[Dataset records]
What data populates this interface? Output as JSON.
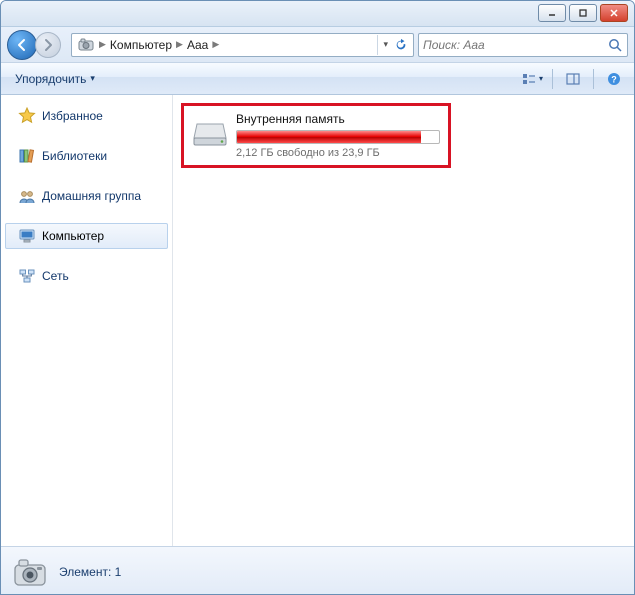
{
  "window": {
    "controls": {
      "min": "_",
      "max": "▢",
      "close": "✕"
    }
  },
  "address": {
    "crumbs": [
      "Компьютер",
      "Aaa"
    ],
    "icon": "camera-device-icon"
  },
  "search": {
    "placeholder": "Поиск: Aaa"
  },
  "toolbar": {
    "organize_label": "Упорядочить"
  },
  "sidebar": {
    "favorites": {
      "label": "Избранное"
    },
    "libraries": {
      "label": "Библиотеки"
    },
    "homegroup": {
      "label": "Домашняя группа"
    },
    "computer": {
      "label": "Компьютер"
    },
    "network": {
      "label": "Сеть"
    }
  },
  "drive": {
    "name": "Внутренняя память",
    "free_text": "2,12 ГБ свободно из 23,9 ГБ",
    "fill_percent": 91
  },
  "status": {
    "text": "Элемент: 1"
  },
  "colors": {
    "highlight_border": "#d81324"
  }
}
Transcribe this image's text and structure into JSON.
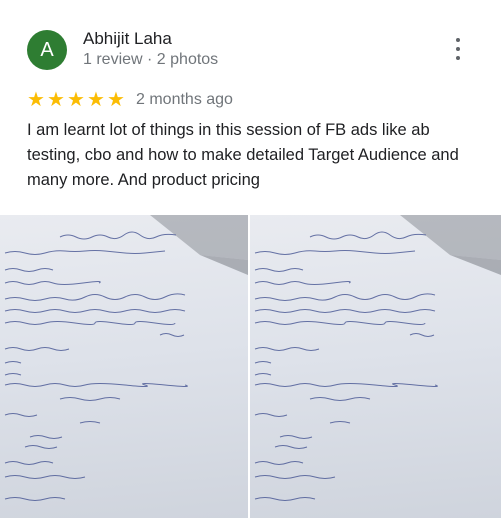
{
  "reviewer": {
    "avatar_letter": "A",
    "avatar_color": "#2e7d32",
    "name": "Abhijit Laha",
    "meta": "1 review · 2 photos"
  },
  "rating": {
    "stars": 5,
    "star_color": "#fbbc04",
    "date": "2 months ago"
  },
  "review_text": "I am learnt lot of things in this session of FB ads like ab testing, cbo and how to make detailed Target Audience and many more. And product pricing",
  "photos": [
    {
      "description_icon": "handwritten-notes-photo"
    },
    {
      "description_icon": "handwritten-notes-photo"
    }
  ],
  "icons": {
    "more": "more-vert-icon",
    "star": "star-icon"
  }
}
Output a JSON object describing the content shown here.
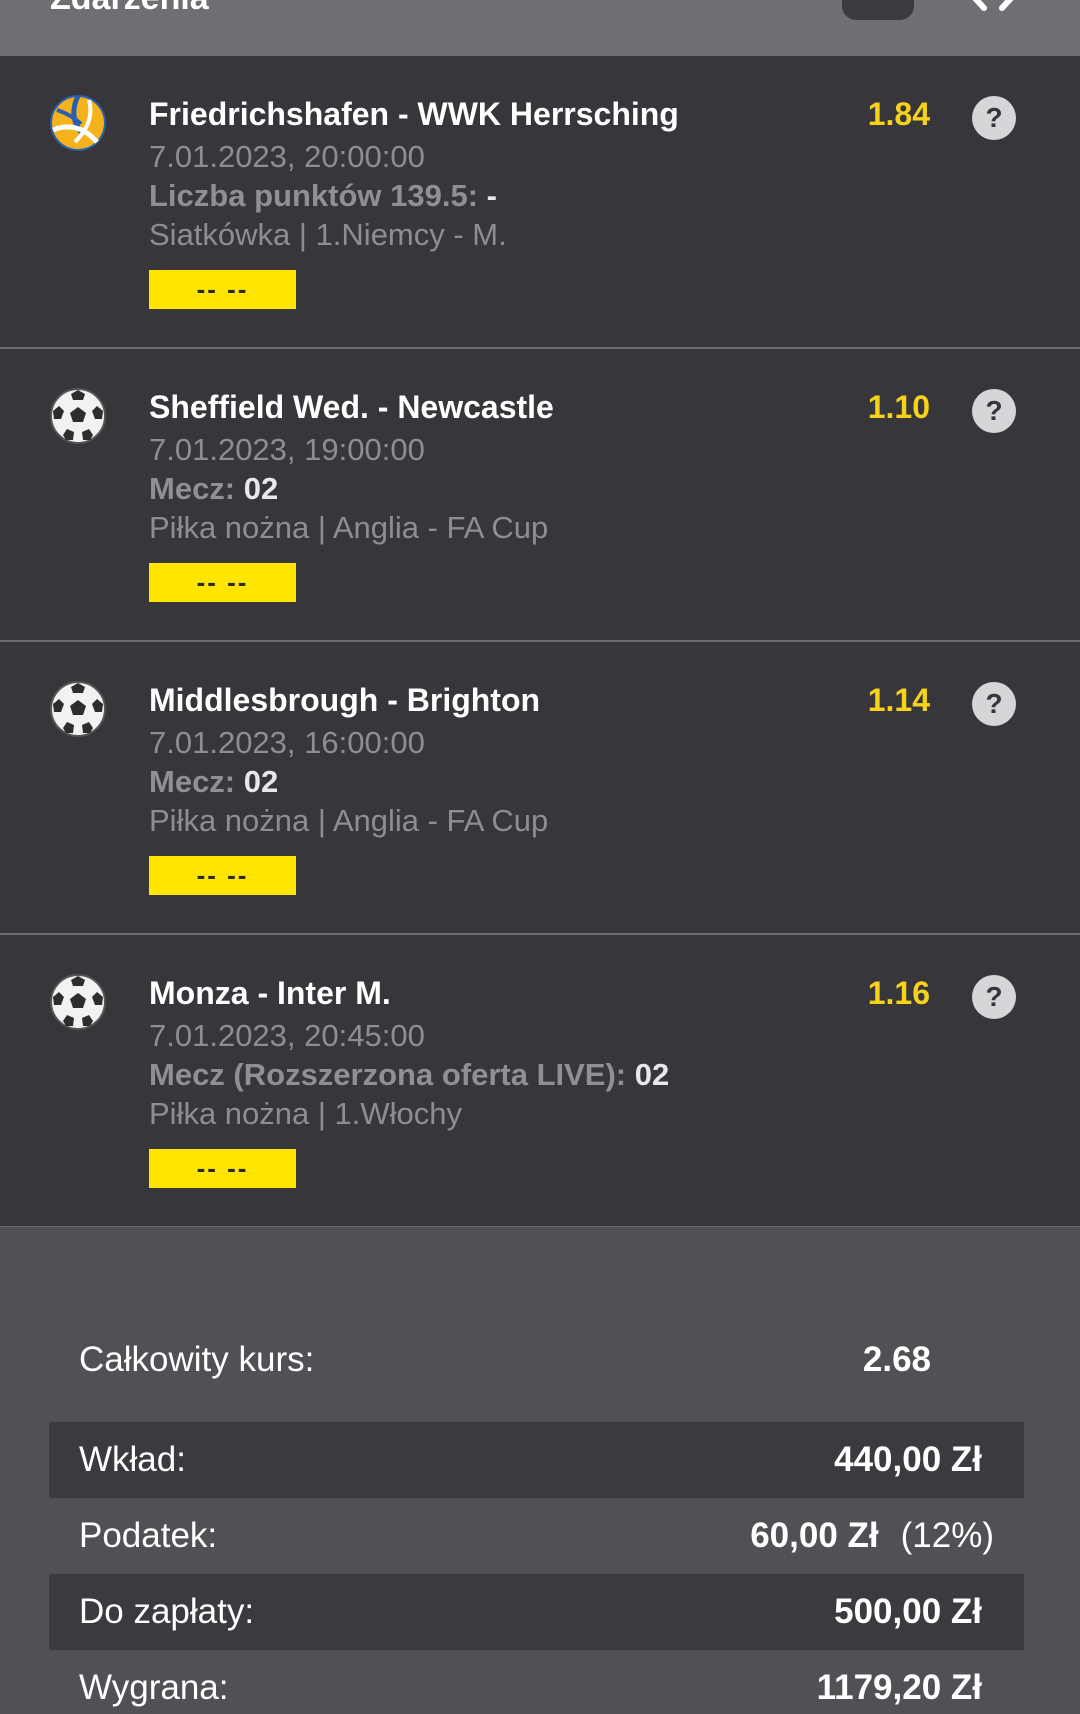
{
  "header": {
    "title": "Zdarzenia"
  },
  "events": [
    {
      "sport_icon": "volleyball-icon",
      "title": "Friedrichshafen - WWK Herrsching",
      "odds": "1.84",
      "date": "7.01.2023, 20:00:00",
      "market_label": "Liczba punktów 139.5: ",
      "market_pick": "-",
      "league": "Siatkówka | 1.Niemcy - M.",
      "status": "-- --",
      "help_label": "?"
    },
    {
      "sport_icon": "soccer-ball-icon",
      "title": "Sheffield Wed. - Newcastle",
      "odds": "1.10",
      "date": "7.01.2023, 19:00:00",
      "market_label": "Mecz: ",
      "market_pick": "02",
      "league": "Piłka nożna | Anglia - FA Cup",
      "status": "-- --",
      "help_label": "?"
    },
    {
      "sport_icon": "soccer-ball-icon",
      "title": "Middlesbrough - Brighton",
      "odds": "1.14",
      "date": "7.01.2023, 16:00:00",
      "market_label": "Mecz: ",
      "market_pick": "02",
      "league": "Piłka nożna | Anglia - FA Cup",
      "status": "-- --",
      "help_label": "?"
    },
    {
      "sport_icon": "soccer-ball-icon",
      "title": "Monza - Inter M.",
      "odds": "1.16",
      "date": "7.01.2023, 20:45:00",
      "market_label": "Mecz (Rozszerzona oferta LIVE): ",
      "market_pick": "02",
      "league": "Piłka nożna | 1.Włochy",
      "status": "-- --",
      "help_label": "?"
    }
  ],
  "summary": {
    "total_odds_label": "Całkowity kurs:",
    "total_odds_value": "2.68",
    "stake_label": "Wkład:",
    "stake_value": "440,00 Zł",
    "tax_label": "Podatek:",
    "tax_value": "60,00 Zł",
    "tax_percent": "(12%)",
    "to_pay_label": "Do zapłaty:",
    "to_pay_value": "500,00 Zł",
    "win_label": "Wygrana:",
    "win_value": "1179,20 Zł"
  },
  "colors": {
    "odds": "#f7d21b",
    "status_badge": "#ffe500",
    "event_bg": "#37373b",
    "summary_bg": "#515155"
  }
}
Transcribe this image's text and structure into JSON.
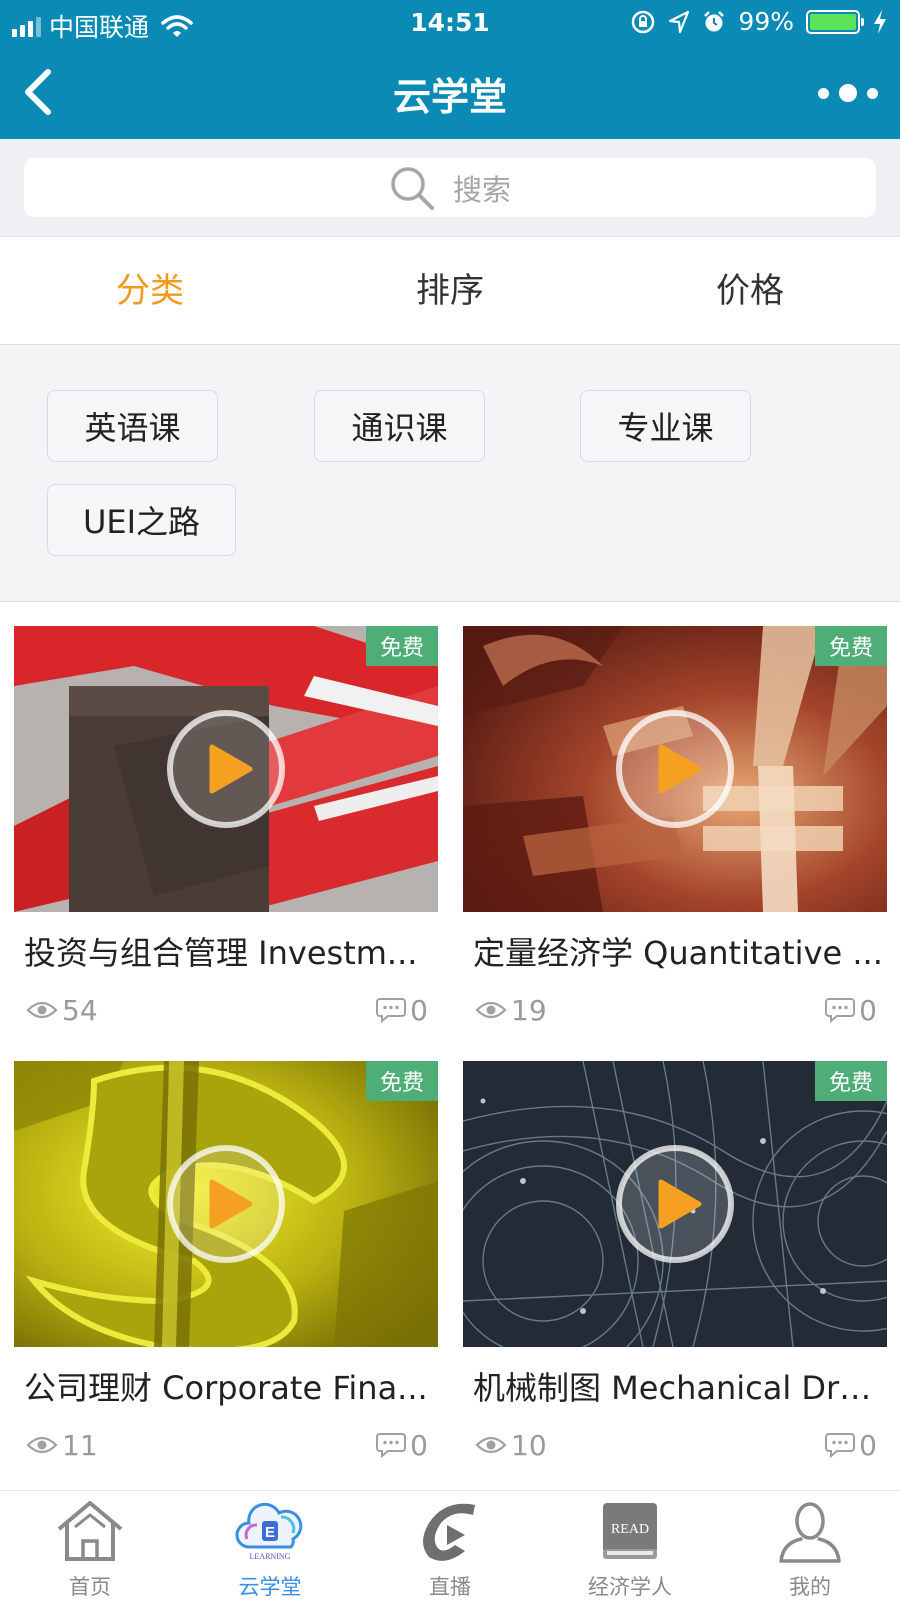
{
  "status_bar": {
    "carrier": "中国联通",
    "time": "14:51",
    "battery": "99%"
  },
  "nav": {
    "title": "云学堂",
    "back_icon": "chevron-left-icon",
    "more_icon": "more-dots-icon"
  },
  "search": {
    "placeholder": "搜索"
  },
  "filter_tabs": [
    {
      "label": "分类",
      "active": true
    },
    {
      "label": "排序",
      "active": false
    },
    {
      "label": "价格",
      "active": false
    }
  ],
  "categories": [
    "英语课",
    "通识课",
    "专业课",
    "UEI之路"
  ],
  "courses": [
    {
      "title": "投资与组合管理 Investm...",
      "badge": "免费",
      "views": "54",
      "comments": "0"
    },
    {
      "title": "定量经济学 Quantitative ...",
      "badge": "免费",
      "views": "19",
      "comments": "0"
    },
    {
      "title": "公司理财 Corporate Fina...",
      "badge": "免费",
      "views": "11",
      "comments": "0"
    },
    {
      "title": "机械制图 Mechanical Dra...",
      "badge": "免费",
      "views": "10",
      "comments": "0"
    }
  ],
  "tabbar": [
    {
      "label": "首页",
      "icon": "home-icon",
      "active": false
    },
    {
      "label": "云学堂",
      "icon": "cloud-learning-icon",
      "active": true,
      "icon_text": "E",
      "icon_subtext": "LEARNING"
    },
    {
      "label": "直播",
      "icon": "live-play-icon",
      "active": false
    },
    {
      "label": "经济学人",
      "icon": "read-book-icon",
      "active": false,
      "icon_text": "READ"
    },
    {
      "label": "我的",
      "icon": "user-icon",
      "active": false
    }
  ],
  "colors": {
    "brand": "#0b8ab5",
    "active_tab": "#f39a1e",
    "free_badge": "#4fae77",
    "tabbar_active": "#3a8fe0"
  }
}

**Exercise description:** Copy every record above exactly, leaving out the pictures.

**Worked answer:**
What data populates this interface? Output as JSON.
{
  "window": {
    "controls": {
      "min": "_",
      "max": "▢",
      "close": "✕"
    }
  },
  "address": {
    "crumbs": [
      "Компьютер",
      "Aaa"
    ],
    "icon": "camera-device-icon"
  },
  "search": {
    "placeholder": "Поиск: Aaa"
  },
  "toolbar": {
    "organize_label": "Упорядочить"
  },
  "sidebar": {
    "favorites": {
      "label": "Избранное"
    },
    "libraries": {
      "label": "Библиотеки"
    },
    "homegroup": {
      "label": "Домашняя группа"
    },
    "computer": {
      "label": "Компьютер"
    },
    "network": {
      "label": "Сеть"
    }
  },
  "drive": {
    "name": "Внутренняя память",
    "free_text": "2,12 ГБ свободно из 23,9 ГБ",
    "fill_percent": 91
  },
  "status": {
    "text": "Элемент: 1"
  },
  "colors": {
    "highlight_border": "#d81324"
  }
}
Transcribe this image's text and structure into JSON.
{
  "reviewer": {
    "avatar_letter": "A",
    "avatar_color": "#2e7d32",
    "name": "Abhijit Laha",
    "meta": "1 review · 2 photos"
  },
  "rating": {
    "stars": 5,
    "star_color": "#fbbc04",
    "date": "2 months ago"
  },
  "review_text": "I am learnt lot of things in this session of FB ads like ab testing, cbo and how to make detailed Target Audience and many more. And product pricing",
  "photos": [
    {
      "description_icon": "handwritten-notes-photo"
    },
    {
      "description_icon": "handwritten-notes-photo"
    }
  ],
  "icons": {
    "more": "more-vert-icon",
    "star": "star-icon"
  }
}
Output a JSON object describing the content shown here.
{
  "header": {
    "title": "Zdarzenia"
  },
  "events": [
    {
      "sport_icon": "volleyball-icon",
      "title": "Friedrichshafen - WWK Herrsching",
      "odds": "1.84",
      "date": "7.01.2023, 20:00:00",
      "market_label": "Liczba punktów 139.5: ",
      "market_pick": "-",
      "league": "Siatkówka | 1.Niemcy - M.",
      "status": "-- --",
      "help_label": "?"
    },
    {
      "sport_icon": "soccer-ball-icon",
      "title": "Sheffield Wed. - Newcastle",
      "odds": "1.10",
      "date": "7.01.2023, 19:00:00",
      "market_label": "Mecz: ",
      "market_pick": "02",
      "league": "Piłka nożna | Anglia - FA Cup",
      "status": "-- --",
      "help_label": "?"
    },
    {
      "sport_icon": "soccer-ball-icon",
      "title": "Middlesbrough - Brighton",
      "odds": "1.14",
      "date": "7.01.2023, 16:00:00",
      "market_label": "Mecz: ",
      "market_pick": "02",
      "league": "Piłka nożna | Anglia - FA Cup",
      "status": "-- --",
      "help_label": "?"
    },
    {
      "sport_icon": "soccer-ball-icon",
      "title": "Monza - Inter M.",
      "odds": "1.16",
      "date": "7.01.2023, 20:45:00",
      "market_label": "Mecz (Rozszerzona oferta LIVE): ",
      "market_pick": "02",
      "league": "Piłka nożna | 1.Włochy",
      "status": "-- --",
      "help_label": "?"
    }
  ],
  "summary": {
    "total_odds_label": "Całkowity kurs:",
    "total_odds_value": "2.68",
    "stake_label": "Wkład:",
    "stake_value": "440,00 Zł",
    "tax_label": "Podatek:",
    "tax_value": "60,00 Zł",
    "tax_percent": "(12%)",
    "to_pay_label": "Do zapłaty:",
    "to_pay_value": "500,00 Zł",
    "win_label": "Wygrana:",
    "win_value": "1179,20 Zł"
  },
  "colors": {
    "odds": "#f7d21b",
    "status_badge": "#ffe500",
    "event_bg": "#37373b",
    "summary_bg": "#515155"
  }
}
Transcribe this image's text and structure into JSON.
{
  "status_bar": {
    "carrier": "中国联通",
    "time": "14:51",
    "battery": "99%"
  },
  "nav": {
    "title": "云学堂",
    "back_icon": "chevron-left-icon",
    "more_icon": "more-dots-icon"
  },
  "search": {
    "placeholder": "搜索"
  },
  "filter_tabs": [
    {
      "label": "分类",
      "active": true
    },
    {
      "label": "排序",
      "active": false
    },
    {
      "label": "价格",
      "active": false
    }
  ],
  "categories": [
    "英语课",
    "通识课",
    "专业课",
    "UEI之路"
  ],
  "courses": [
    {
      "title": "投资与组合管理 Investm...",
      "badge": "免费",
      "views": "54",
      "comments": "0"
    },
    {
      "title": "定量经济学 Quantitative ...",
      "badge": "免费",
      "views": "19",
      "comments": "0"
    },
    {
      "title": "公司理财 Corporate Fina...",
      "badge": "免费",
      "views": "11",
      "comments": "0"
    },
    {
      "title": "机械制图 Mechanical Dra...",
      "badge": "免费",
      "views": "10",
      "comments": "0"
    }
  ],
  "tabbar": [
    {
      "label": "首页",
      "icon": "home-icon",
      "active": false
    },
    {
      "label": "云学堂",
      "icon": "cloud-learning-icon",
      "active": true,
      "icon_text": "E",
      "icon_subtext": "LEARNING"
    },
    {
      "label": "直播",
      "icon": "live-play-icon",
      "active": false
    },
    {
      "label": "经济学人",
      "icon": "read-book-icon",
      "active": false,
      "icon_text": "READ"
    },
    {
      "label": "我的",
      "icon": "user-icon",
      "active": false
    }
  ],
  "colors": {
    "brand": "#0b8ab5",
    "active_tab": "#f39a1e",
    "free_badge": "#4fae77",
    "tabbar_active": "#3a8fe0"
  }
}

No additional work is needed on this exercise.